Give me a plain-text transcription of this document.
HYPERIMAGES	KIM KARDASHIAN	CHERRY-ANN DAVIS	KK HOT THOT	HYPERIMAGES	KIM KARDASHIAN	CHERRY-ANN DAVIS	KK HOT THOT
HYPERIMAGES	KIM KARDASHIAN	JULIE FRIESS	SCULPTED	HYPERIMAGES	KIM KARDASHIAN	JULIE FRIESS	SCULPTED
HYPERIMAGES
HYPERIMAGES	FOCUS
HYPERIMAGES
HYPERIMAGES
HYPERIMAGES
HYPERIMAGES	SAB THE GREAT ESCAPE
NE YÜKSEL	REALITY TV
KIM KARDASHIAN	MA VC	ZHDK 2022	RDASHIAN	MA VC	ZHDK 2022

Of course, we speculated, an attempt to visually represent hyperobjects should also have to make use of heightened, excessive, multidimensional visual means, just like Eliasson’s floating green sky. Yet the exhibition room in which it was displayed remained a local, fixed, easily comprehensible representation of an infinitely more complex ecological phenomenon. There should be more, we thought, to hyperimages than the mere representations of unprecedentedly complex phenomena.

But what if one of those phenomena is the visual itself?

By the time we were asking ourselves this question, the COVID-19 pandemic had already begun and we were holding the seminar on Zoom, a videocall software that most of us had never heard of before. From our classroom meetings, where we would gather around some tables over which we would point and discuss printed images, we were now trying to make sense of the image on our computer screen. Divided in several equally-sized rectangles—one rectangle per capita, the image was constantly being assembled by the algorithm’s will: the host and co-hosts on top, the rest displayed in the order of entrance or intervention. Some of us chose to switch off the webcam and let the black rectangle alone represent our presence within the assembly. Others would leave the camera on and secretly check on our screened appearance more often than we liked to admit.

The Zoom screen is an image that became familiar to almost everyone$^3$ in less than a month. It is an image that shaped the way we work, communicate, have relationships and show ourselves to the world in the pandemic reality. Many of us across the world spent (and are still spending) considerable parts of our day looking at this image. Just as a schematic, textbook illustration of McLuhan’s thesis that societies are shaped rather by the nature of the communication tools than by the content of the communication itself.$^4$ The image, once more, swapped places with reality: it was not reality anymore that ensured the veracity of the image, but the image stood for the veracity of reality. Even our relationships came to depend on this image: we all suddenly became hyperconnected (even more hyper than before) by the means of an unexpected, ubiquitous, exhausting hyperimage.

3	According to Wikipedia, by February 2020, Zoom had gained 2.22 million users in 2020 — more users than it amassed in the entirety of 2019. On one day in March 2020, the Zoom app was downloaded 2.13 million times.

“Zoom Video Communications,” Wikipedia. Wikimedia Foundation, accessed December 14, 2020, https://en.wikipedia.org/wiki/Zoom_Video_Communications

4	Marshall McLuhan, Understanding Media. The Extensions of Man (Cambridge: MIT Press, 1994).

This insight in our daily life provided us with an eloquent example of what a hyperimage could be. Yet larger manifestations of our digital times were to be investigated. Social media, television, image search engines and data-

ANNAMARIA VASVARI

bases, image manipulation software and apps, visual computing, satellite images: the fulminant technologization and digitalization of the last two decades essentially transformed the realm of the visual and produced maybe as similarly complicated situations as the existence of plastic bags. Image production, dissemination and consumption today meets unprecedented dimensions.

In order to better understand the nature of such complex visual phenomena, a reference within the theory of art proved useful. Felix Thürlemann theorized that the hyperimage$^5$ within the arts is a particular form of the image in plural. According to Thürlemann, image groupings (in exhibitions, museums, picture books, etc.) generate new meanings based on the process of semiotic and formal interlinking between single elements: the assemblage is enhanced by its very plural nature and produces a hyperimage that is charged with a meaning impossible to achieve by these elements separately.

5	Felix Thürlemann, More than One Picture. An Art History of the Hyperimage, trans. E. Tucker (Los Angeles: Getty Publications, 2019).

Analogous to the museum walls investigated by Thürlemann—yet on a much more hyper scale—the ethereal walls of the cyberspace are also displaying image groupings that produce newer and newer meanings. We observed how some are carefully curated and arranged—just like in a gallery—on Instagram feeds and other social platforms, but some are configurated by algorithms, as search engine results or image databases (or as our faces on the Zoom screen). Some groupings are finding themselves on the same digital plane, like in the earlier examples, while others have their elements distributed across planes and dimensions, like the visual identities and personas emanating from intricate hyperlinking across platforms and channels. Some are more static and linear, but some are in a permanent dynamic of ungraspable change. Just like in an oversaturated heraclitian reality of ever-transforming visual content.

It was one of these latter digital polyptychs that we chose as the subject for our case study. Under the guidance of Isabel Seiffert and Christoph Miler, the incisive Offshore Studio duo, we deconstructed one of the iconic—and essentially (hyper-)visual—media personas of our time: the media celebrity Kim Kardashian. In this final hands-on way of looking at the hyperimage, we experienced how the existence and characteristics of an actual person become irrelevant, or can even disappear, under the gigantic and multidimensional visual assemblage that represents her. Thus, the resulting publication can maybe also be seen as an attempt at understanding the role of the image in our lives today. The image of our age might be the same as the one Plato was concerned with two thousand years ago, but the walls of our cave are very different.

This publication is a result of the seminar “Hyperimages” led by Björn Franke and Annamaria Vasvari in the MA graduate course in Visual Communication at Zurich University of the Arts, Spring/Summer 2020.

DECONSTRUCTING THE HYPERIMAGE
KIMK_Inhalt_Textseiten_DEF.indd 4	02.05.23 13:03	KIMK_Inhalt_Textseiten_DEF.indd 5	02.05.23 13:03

•••

### Exercise
Copy out each line in the preceding records that contains "Felix".

### Finished answer
In order to better understand the nature of such complex visual phenomena, a reference within the theory of art proved useful. Felix Thürlemann theorized that the hyperimage$^5$ within the arts is a particular form of the image in plural. According to Thürlemann, image groupings (in exhibitions, museums, picture books, etc.) generate new meanings based on the process of semiotic and formal interlinking between single elements: the assemblage is enhanced by its very plural nature and produces a hyperimage that is charged with a meaning impossible to achieve by these elements separately.
5	Felix Thürlemann, More than One Picture. An Art History of the Hyperimage, trans. E. Tucker (Los Angeles: Getty Publications, 2019).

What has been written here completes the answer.